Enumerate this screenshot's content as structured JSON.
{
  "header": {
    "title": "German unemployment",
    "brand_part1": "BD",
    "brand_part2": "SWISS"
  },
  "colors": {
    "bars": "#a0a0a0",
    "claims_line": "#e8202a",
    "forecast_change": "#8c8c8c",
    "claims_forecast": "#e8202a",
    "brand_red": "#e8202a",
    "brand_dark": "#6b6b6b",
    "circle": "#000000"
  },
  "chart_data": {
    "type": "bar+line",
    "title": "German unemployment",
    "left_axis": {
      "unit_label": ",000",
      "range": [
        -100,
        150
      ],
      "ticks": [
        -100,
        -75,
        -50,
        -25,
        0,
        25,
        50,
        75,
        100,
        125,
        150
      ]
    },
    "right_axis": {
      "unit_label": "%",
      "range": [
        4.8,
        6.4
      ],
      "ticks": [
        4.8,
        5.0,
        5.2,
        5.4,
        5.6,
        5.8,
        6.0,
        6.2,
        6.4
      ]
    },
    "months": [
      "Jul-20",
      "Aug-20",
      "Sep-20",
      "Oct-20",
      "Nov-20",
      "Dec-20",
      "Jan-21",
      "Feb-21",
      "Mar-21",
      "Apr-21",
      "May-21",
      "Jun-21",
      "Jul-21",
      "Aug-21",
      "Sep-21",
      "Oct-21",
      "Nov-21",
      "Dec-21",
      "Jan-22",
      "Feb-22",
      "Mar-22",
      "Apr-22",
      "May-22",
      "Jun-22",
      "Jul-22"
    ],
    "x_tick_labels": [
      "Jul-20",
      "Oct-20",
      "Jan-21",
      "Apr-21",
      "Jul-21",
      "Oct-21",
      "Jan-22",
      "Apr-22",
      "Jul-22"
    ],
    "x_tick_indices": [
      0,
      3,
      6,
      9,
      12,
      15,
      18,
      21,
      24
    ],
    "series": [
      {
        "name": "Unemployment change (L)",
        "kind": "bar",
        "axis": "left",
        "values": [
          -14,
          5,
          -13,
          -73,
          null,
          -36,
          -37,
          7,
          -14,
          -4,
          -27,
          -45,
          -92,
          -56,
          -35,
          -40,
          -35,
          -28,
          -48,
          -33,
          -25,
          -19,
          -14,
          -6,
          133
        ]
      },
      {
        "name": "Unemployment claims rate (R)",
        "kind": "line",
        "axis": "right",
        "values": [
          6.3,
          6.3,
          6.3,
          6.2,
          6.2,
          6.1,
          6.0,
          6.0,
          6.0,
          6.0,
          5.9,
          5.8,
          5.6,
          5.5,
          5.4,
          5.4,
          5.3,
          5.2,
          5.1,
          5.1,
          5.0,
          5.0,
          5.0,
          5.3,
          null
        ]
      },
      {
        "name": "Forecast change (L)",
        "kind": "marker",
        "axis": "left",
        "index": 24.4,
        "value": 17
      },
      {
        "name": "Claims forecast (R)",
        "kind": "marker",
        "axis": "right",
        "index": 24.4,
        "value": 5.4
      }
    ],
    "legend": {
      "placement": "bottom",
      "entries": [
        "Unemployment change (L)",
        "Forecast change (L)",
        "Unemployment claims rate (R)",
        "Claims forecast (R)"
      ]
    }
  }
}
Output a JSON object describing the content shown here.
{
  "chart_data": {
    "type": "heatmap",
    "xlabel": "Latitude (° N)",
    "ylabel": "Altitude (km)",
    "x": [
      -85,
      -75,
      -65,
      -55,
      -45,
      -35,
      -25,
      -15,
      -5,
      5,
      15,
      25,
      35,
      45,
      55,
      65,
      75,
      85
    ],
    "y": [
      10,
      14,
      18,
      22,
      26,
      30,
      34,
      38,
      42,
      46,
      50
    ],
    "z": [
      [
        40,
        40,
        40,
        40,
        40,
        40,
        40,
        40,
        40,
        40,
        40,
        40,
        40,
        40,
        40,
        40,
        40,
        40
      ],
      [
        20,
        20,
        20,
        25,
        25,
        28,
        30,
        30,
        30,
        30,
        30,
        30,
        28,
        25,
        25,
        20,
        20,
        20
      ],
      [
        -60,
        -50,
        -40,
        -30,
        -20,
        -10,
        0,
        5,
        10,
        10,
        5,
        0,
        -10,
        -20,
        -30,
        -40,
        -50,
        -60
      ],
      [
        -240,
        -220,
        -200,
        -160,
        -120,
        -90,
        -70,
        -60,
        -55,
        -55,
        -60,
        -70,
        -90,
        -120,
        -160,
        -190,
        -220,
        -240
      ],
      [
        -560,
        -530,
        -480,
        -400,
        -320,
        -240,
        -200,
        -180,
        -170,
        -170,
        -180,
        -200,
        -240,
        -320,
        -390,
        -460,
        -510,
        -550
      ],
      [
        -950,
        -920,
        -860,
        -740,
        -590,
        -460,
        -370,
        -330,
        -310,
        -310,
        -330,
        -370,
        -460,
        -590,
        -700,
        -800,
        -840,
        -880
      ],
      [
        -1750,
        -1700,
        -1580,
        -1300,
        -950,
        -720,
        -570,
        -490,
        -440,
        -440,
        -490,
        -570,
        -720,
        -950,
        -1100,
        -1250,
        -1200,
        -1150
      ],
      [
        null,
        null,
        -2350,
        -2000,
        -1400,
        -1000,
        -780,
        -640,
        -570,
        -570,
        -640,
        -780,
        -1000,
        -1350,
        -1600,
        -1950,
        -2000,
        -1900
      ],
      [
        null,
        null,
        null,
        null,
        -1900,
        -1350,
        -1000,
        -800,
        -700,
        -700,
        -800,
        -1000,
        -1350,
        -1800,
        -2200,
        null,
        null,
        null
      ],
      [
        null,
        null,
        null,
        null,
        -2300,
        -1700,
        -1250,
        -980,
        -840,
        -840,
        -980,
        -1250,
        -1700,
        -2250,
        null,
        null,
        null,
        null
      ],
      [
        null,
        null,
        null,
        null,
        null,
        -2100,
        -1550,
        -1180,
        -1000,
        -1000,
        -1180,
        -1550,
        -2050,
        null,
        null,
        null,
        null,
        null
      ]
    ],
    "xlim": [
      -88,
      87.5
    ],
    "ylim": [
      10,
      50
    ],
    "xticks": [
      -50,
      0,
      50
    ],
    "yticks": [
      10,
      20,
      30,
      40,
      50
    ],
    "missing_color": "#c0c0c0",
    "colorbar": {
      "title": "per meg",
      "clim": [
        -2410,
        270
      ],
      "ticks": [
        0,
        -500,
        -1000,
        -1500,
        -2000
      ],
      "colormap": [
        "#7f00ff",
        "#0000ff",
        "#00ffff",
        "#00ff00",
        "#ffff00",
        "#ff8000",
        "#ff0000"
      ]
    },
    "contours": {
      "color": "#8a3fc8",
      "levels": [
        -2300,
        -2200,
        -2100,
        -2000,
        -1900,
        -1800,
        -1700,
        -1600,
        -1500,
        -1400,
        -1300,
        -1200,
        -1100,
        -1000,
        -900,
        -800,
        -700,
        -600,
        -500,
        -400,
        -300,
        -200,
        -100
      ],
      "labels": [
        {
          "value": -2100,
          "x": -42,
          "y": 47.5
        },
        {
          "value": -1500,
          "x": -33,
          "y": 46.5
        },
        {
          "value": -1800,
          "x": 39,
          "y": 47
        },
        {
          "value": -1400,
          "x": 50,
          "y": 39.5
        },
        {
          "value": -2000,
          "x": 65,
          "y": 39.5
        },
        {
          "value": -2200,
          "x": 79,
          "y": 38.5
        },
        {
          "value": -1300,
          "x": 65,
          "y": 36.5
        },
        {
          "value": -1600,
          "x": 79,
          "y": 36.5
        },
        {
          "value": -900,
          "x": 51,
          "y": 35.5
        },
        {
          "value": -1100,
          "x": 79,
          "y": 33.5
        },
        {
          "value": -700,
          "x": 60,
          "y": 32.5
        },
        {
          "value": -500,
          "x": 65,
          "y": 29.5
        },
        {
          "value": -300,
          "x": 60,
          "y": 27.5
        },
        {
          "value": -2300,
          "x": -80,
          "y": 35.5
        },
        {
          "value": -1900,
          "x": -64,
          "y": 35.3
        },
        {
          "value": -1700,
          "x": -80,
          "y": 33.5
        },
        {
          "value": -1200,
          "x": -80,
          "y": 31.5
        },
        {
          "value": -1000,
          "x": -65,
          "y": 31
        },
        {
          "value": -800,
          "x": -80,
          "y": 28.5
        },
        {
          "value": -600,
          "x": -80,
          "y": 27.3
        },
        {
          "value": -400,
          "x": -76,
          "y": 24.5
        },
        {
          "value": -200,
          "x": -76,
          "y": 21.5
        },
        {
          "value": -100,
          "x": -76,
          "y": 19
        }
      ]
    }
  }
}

----------------

**Requirements:** Go through the listing above and list every line that has the word "content".

**Result of the task:**
Enumerate this screenshot's content as structured JSON.
Output a JSON object describing the content shown here.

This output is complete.